# INSTRUCTIONS TO FOLLOW:
Go through the entries below and collect each line with the string "this" in it.

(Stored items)
=====

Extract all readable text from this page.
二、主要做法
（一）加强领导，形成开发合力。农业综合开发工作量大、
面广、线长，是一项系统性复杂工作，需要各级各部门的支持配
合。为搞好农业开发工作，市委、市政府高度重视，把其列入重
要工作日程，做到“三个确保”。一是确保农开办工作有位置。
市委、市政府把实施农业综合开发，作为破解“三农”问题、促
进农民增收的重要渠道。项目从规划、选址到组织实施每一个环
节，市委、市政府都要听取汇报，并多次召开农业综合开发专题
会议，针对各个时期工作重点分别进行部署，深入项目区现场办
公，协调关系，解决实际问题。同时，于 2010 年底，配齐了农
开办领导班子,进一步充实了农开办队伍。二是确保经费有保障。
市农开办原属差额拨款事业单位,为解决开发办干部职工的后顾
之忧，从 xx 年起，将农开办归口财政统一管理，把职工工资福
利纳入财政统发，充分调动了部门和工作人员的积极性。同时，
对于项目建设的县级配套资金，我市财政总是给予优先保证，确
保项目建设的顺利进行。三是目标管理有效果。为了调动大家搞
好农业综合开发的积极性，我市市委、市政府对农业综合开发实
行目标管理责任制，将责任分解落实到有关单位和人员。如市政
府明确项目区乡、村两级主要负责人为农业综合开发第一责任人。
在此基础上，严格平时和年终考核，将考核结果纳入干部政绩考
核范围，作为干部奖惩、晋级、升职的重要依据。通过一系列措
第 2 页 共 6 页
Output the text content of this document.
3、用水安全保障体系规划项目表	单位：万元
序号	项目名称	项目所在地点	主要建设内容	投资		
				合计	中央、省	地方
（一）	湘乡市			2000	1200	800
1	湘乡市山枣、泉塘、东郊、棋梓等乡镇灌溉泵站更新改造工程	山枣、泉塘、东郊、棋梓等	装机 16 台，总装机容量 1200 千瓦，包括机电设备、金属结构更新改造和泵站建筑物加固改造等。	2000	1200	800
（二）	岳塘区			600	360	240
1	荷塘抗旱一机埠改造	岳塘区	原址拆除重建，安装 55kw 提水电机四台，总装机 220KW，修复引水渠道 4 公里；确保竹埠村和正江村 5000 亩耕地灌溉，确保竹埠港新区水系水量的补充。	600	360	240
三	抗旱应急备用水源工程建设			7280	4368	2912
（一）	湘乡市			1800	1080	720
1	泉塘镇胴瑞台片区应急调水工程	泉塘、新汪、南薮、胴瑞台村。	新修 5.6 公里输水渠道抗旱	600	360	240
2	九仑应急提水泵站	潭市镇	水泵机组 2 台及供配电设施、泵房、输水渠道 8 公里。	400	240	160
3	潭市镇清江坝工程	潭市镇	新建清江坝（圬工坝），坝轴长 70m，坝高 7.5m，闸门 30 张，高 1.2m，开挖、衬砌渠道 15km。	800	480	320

=====

# SOLVED PROBLEM:
Extract all readable text from this page.
Output the text content of this document.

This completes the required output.